* _Task to complete_
Put the lines of the data into a numbered list, starting at the line that contains "- q21-stem-2: 词典多" and ending at the line that contains "- q19-stem: 19．（7", and leave out any blank lines.
START Data for processing
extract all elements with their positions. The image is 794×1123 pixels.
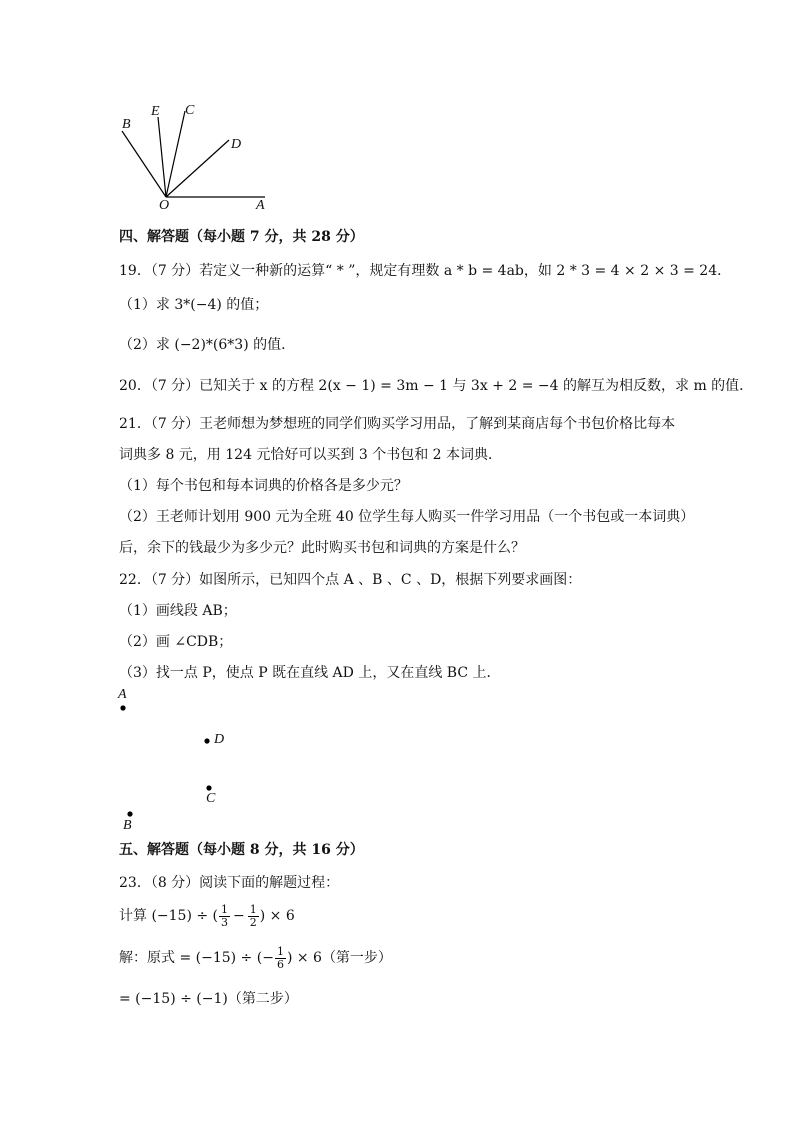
- q21-stem-2: 词典多 8 元，用 124 元恰好可以买到 3 个书包和 2 本词典．: [119, 447, 503, 463]
- point-B: [127, 811, 132, 816]
- frac3-den: 6: [276, 957, 284, 971]
- points-dots: [112, 688, 252, 838]
- q23-calc: [119, 902, 295, 930]
- point-A: [120, 705, 125, 710]
- frac3-num: 1: [276, 944, 284, 958]
- section-5-title: 五、解答题（每小题 8 分，共 16 分）: [119, 842, 364, 858]
- q21-part2a: （2）王老师计划用 900 元为全班 40 位学生每人购买一件学习用品（一个书包或一本词典）: [119, 509, 695, 525]
- ray-OC: [166, 111, 185, 197]
- angle-figure: [110, 100, 290, 220]
- q23-step2: = (−15) ÷ (−1)（第二步）: [119, 991, 298, 1007]
- q22-stem: 22．（7 分）如图所示，已知四个点 A 、B 、C 、D，根据下列要求画图：: [119, 572, 582, 588]
- q19-stem: 19．（7 分）若定义一种新的运算“ * ”，规定有理数 a * b = 4ab，如 2 * 3 = 4 × 2 × 3 = 24．: [119, 263, 732, 279]
- q21-part1: （1）每个书包和每本词典的价格各是多少元？: [119, 478, 408, 494]
- ray-OB: [122, 131, 166, 197]
- label-O: O: [159, 198, 170, 213]
- calc-suffix: ) × 6: [259, 908, 295, 924]
- frac2-den: 2: [249, 915, 257, 929]
- q22-part1: （1）画线段 AB；: [119, 603, 237, 619]
- point-label-B: B: [123, 818, 132, 833]
- q21-part2b: 后，余下的钱最少为多少元？此时购买书包和词典的方案是什么？: [119, 540, 525, 556]
- label-A: A: [256, 198, 265, 213]
- q23-step1: [119, 944, 392, 972]
- ray-OE: [158, 117, 166, 197]
- fraction-1-3: [219, 904, 230, 929]
- point-C: [206, 785, 211, 790]
- label-D: D: [231, 137, 242, 152]
- label-B: B: [122, 117, 131, 132]
- calc-prefix: 计算 (−15) ÷ (: [119, 908, 219, 924]
- q22-part3: （3）找一点 P，使点 P 既在直线 AD 上，又在直线 BC 上．: [119, 665, 501, 681]
- fraction-1-2: [248, 904, 259, 929]
- step1-suffix: ) × 6（第一步）: [286, 950, 392, 966]
- q21-stem-1: 21．（7 分）王老师想为梦想班的同学们购买学习用品，了解到某商店每个书包价格比每本: [119, 416, 676, 432]
- label-E: E: [151, 104, 160, 119]
- step1-prefix: 解：原式 = (−15) ÷ (−: [119, 950, 274, 966]
- point-label-A: A: [118, 687, 127, 702]
- ray-OD: [166, 140, 229, 197]
- q23-stem: 23．（8 分）阅读下面的解题过程：: [119, 875, 340, 891]
- q22-part2: （2）画 ∠CDB；: [119, 634, 233, 650]
- q19-part2: （2）求 (−2)*(6*3) 的值．: [119, 337, 296, 353]
- label-C: C: [185, 103, 195, 118]
- frac2-num: 1: [249, 902, 257, 916]
- q20-stem: 20．（7 分）已知关于 x 的方程 2(x − 1) = 3m − 1 与 3x + 2 = −4 的解互为相反数，求 m 的值．: [119, 378, 754, 394]
- minus-sign: −: [233, 908, 245, 924]
- points-figure: [112, 688, 252, 838]
- section-4-title: 四、解答题（每小题 7 分，共 28 分）: [119, 229, 364, 245]
- frac1-num: 1: [221, 902, 229, 916]
- point-D: [204, 738, 209, 743]
- frac1-den: 3: [221, 915, 229, 929]
- point-label-D: D: [214, 732, 225, 747]
- point-label-C: C: [206, 791, 216, 806]
- fraction-1-6: [275, 946, 286, 971]
- q19-part1: （1）求 3*(−4) 的值；: [119, 297, 269, 313]
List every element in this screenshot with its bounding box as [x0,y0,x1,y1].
END Data for processing
* _Written answer_
1. - q21-stem-2: 词典多 8 元，用 124 元恰好可以买到 3 个书包和 2 本词典．: [119, 447, 503, 463]
2. - point-B: [127, 811, 132, 816]
3. - frac3-den: 6: [276, 957, 284, 971]
4. - points-dots: [112, 688, 252, 838]
5. - q23-calc: [119, 902, 295, 930]
6. - point-A: [120, 705, 125, 710]
7. - frac3-num: 1: [276, 944, 284, 958]
8. - section-5-title: 五、解答题（每小题 8 分，共 16 分）: [119, 842, 364, 858]
9. - q21-part2a: （2）王老师计划用 900 元为全班 40 位学生每人购买一件学习用品（一个书包或一本词典）: [119, 509, 695, 525]
10. - ray-OC: [166, 111, 185, 197]
11. - angle-figure: [110, 100, 290, 220]
12. - q23-step2: = (−15) ÷ (−1)（第二步）: [119, 991, 298, 1007]
13. - q22-stem: 22．（7 分）如图所示，已知四个点 A 、B 、C 、D，根据下列要求画图：: [119, 572, 582, 588]
14. - q19-stem: 19．（7 分）若定义一种新的运算“ * ”，规定有理数 a * b = 4ab，如 2 * 3 = 4 × 2 × 3 = 24．: [119, 263, 732, 279]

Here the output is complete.